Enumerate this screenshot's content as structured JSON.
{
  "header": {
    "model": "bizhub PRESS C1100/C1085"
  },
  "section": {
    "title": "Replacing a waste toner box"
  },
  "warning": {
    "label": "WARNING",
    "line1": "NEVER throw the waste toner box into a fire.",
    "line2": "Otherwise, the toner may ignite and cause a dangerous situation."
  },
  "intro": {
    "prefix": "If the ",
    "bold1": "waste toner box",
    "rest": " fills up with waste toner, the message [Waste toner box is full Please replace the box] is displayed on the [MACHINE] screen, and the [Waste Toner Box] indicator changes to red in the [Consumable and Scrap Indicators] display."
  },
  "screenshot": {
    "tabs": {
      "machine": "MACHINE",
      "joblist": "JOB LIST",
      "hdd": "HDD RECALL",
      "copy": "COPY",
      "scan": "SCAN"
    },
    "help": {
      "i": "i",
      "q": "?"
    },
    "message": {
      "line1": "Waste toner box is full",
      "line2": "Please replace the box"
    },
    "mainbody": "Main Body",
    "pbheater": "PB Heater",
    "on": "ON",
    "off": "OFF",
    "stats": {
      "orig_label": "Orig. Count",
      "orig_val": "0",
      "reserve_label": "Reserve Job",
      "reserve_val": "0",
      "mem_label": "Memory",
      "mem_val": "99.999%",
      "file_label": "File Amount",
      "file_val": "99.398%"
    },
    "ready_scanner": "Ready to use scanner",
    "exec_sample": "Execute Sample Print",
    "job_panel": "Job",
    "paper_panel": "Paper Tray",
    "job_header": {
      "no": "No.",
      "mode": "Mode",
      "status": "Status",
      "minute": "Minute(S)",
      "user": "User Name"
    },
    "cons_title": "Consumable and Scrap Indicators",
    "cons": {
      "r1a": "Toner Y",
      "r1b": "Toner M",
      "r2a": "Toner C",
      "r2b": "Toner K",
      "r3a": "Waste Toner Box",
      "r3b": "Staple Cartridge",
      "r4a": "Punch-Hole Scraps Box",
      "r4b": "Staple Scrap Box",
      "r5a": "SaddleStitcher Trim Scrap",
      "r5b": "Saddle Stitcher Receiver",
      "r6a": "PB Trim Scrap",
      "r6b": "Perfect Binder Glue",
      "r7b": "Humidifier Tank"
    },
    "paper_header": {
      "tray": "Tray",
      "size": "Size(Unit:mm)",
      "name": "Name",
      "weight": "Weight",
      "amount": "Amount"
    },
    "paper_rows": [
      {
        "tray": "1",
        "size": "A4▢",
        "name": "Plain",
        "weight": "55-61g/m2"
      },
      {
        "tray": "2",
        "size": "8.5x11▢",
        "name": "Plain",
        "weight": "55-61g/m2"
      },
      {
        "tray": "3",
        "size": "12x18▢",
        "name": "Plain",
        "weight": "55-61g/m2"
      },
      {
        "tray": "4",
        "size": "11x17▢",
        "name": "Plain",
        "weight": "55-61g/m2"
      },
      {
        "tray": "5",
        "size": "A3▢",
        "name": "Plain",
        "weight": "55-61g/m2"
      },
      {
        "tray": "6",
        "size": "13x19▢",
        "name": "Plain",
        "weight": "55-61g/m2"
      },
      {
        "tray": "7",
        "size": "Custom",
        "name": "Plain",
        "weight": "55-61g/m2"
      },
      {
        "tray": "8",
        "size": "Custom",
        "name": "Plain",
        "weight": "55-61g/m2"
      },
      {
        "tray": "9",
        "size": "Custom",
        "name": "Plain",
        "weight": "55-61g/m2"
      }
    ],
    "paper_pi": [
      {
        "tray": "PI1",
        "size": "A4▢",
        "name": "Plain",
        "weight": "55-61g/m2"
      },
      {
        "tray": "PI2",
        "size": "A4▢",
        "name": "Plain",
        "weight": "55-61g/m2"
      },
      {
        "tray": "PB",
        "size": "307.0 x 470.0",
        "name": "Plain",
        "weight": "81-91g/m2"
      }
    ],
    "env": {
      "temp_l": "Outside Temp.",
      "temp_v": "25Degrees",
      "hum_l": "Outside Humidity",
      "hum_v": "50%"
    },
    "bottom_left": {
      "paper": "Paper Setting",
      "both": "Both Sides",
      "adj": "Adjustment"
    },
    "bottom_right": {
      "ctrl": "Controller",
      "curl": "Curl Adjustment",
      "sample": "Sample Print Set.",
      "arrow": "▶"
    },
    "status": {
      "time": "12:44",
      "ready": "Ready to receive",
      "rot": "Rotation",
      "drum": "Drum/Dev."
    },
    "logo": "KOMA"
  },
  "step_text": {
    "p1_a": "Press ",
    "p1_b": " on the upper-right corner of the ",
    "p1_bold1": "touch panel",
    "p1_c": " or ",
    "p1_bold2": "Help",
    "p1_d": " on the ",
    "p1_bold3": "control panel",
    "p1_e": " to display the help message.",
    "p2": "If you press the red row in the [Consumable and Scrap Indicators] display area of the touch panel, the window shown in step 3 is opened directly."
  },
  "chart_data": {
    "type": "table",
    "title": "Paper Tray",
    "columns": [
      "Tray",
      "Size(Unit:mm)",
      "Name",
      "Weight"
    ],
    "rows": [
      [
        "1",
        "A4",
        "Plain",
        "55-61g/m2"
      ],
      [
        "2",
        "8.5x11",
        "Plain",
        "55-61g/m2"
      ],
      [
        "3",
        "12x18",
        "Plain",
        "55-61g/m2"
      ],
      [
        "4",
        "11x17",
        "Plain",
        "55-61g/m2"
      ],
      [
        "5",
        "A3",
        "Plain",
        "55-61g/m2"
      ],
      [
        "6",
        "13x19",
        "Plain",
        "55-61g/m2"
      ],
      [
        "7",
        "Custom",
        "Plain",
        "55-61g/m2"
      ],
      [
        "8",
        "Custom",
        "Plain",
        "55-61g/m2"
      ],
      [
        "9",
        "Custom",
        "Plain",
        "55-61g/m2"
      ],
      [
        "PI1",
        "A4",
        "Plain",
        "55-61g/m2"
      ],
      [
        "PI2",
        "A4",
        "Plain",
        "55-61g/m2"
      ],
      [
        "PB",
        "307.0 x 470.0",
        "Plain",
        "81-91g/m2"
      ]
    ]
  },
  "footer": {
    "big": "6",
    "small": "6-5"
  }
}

::::::::

Exercise description: Return each entry from the material above exactly as it appears.

Response to this task:
Enumerate this screenshot's content as structured JSON.
{
  "header": {
    "model": "bizhub PRESS C1100/C1085"
  },
  "section": {
    "title": "Replacing a waste toner box"
  },
  "warning": {
    "label": "WARNING",
    "line1": "NEVER throw the waste toner box into a fire.",
    "line2": "Otherwise, the toner may ignite and cause a dangerous situation."
  },
  "intro": {
    "prefix": "If the ",
    "bold1": "waste toner box",
    "rest": " fills up with waste toner, the message [Waste toner box is full Please replace the box] is displayed on the [MACHINE] screen, and the [Waste Toner Box] indicator changes to red in the [Consumable and Scrap Indicators] display."
  },
  "screenshot": {
    "tabs": {
      "machine": "MACHINE",
      "joblist": "JOB LIST",
      "hdd": "HDD RECALL",
      "copy": "COPY",
      "scan": "SCAN"
    },
    "help": {
      "i": "i",
      "q": "?"
    },
    "message": {
      "line1": "Waste toner box is full",
      "line2": "Please replace the box"
    },
    "mainbody": "Main Body",
    "pbheater": "PB Heater",
    "on": "ON",
    "off": "OFF",
    "stats": {
      "orig_label": "Orig. Count",
      "orig_val": "0",
      "reserve_label": "Reserve Job",
      "reserve_val": "0",
      "mem_label": "Memory",
      "mem_val": "99.999%",
      "file_label": "File Amount",
      "file_val": "99.398%"
    },
    "ready_scanner": "Ready to use scanner",
    "exec_sample": "Execute Sample Print",
    "job_panel": "Job",
    "paper_panel": "Paper Tray",
    "job_header": {
      "no": "No.",
      "mode": "Mode",
      "status": "Status",
      "minute": "Minute(S)",
      "user": "User Name"
    },
    "cons_title": "Consumable and Scrap Indicators",
    "cons": {
      "r1a": "Toner Y",
      "r1b": "Toner M",
      "r2a": "Toner C",
      "r2b": "Toner K",
      "r3a": "Waste Toner Box",
      "r3b": "Staple Cartridge",
      "r4a": "Punch-Hole Scraps Box",
      "r4b": "Staple Scrap Box",
      "r5a": "SaddleStitcher Trim Scrap",
      "r5b": "Saddle Stitcher Receiver",
      "r6a": "PB Trim Scrap",
      "r6b": "Perfect Binder Glue",
      "r7b": "Humidifier Tank"
    },
    "paper_header": {
      "tray": "Tray",
      "size": "Size(Unit:mm)",
      "name": "Name",
      "weight": "Weight",
      "amount": "Amount"
    },
    "paper_rows": [
      {
        "tray": "1",
        "size": "A4▢",
        "name": "Plain",
        "weight": "55-61g/m2"
      },
      {
        "tray": "2",
        "size": "8.5x11▢",
        "name": "Plain",
        "weight": "55-61g/m2"
      },
      {
        "tray": "3",
        "size": "12x18▢",
        "name": "Plain",
        "weight": "55-61g/m2"
      },
      {
        "tray": "4",
        "size": "11x17▢",
        "name": "Plain",
        "weight": "55-61g/m2"
      },
      {
        "tray": "5",
        "size": "A3▢",
        "name": "Plain",
        "weight": "55-61g/m2"
      },
      {
        "tray": "6",
        "size": "13x19▢",
        "name": "Plain",
        "weight": "55-61g/m2"
      },
      {
        "tray": "7",
        "size": "Custom",
        "name": "Plain",
        "weight": "55-61g/m2"
      },
      {
        "tray": "8",
        "size": "Custom",
        "name": "Plain",
        "weight": "55-61g/m2"
      },
      {
        "tray": "9",
        "size": "Custom",
        "name": "Plain",
        "weight": "55-61g/m2"
      }
    ],
    "paper_pi": [
      {
        "tray": "PI1",
        "size": "A4▢",
        "name": "Plain",
        "weight": "55-61g/m2"
      },
      {
        "tray": "PI2",
        "size": "A4▢",
        "name": "Plain",
        "weight": "55-61g/m2"
      },
      {
        "tray": "PB",
        "size": "307.0 x 470.0",
        "name": "Plain",
        "weight": "81-91g/m2"
      }
    ],
    "env": {
      "temp_l": "Outside Temp.",
      "temp_v": "25Degrees",
      "hum_l": "Outside Humidity",
      "hum_v": "50%"
    },
    "bottom_left": {
      "paper": "Paper Setting",
      "both": "Both Sides",
      "adj": "Adjustment"
    },
    "bottom_right": {
      "ctrl": "Controller",
      "curl": "Curl Adjustment",
      "sample": "Sample Print Set.",
      "arrow": "▶"
    },
    "status": {
      "time": "12:44",
      "ready": "Ready to receive",
      "rot": "Rotation",
      "drum": "Drum/Dev."
    },
    "logo": "KOMA"
  },
  "step_text": {
    "p1_a": "Press ",
    "p1_b": " on the upper-right corner of the ",
    "p1_bold1": "touch panel",
    "p1_c": " or ",
    "p1_bold2": "Help",
    "p1_d": " on the ",
    "p1_bold3": "control panel",
    "p1_e": " to display the help message.",
    "p2": "If you press the red row in the [Consumable and Scrap Indicators] display area of the touch panel, the window shown in step 3 is opened directly."
  },
  "chart_data": {
    "type": "table",
    "title": "Paper Tray",
    "columns": [
      "Tray",
      "Size(Unit:mm)",
      "Name",
      "Weight"
    ],
    "rows": [
      [
        "1",
        "A4",
        "Plain",
        "55-61g/m2"
      ],
      [
        "2",
        "8.5x11",
        "Plain",
        "55-61g/m2"
      ],
      [
        "3",
        "12x18",
        "Plain",
        "55-61g/m2"
      ],
      [
        "4",
        "11x17",
        "Plain",
        "55-61g/m2"
      ],
      [
        "5",
        "A3",
        "Plain",
        "55-61g/m2"
      ],
      [
        "6",
        "13x19",
        "Plain",
        "55-61g/m2"
      ],
      [
        "7",
        "Custom",
        "Plain",
        "55-61g/m2"
      ],
      [
        "8",
        "Custom",
        "Plain",
        "55-61g/m2"
      ],
      [
        "9",
        "Custom",
        "Plain",
        "55-61g/m2"
      ],
      [
        "PI1",
        "A4",
        "Plain",
        "55-61g/m2"
      ],
      [
        "PI2",
        "A4",
        "Plain",
        "55-61g/m2"
      ],
      [
        "PB",
        "307.0 x 470.0",
        "Plain",
        "81-91g/m2"
      ]
    ]
  },
  "footer": {
    "big": "6",
    "small": "6-5"
  }
}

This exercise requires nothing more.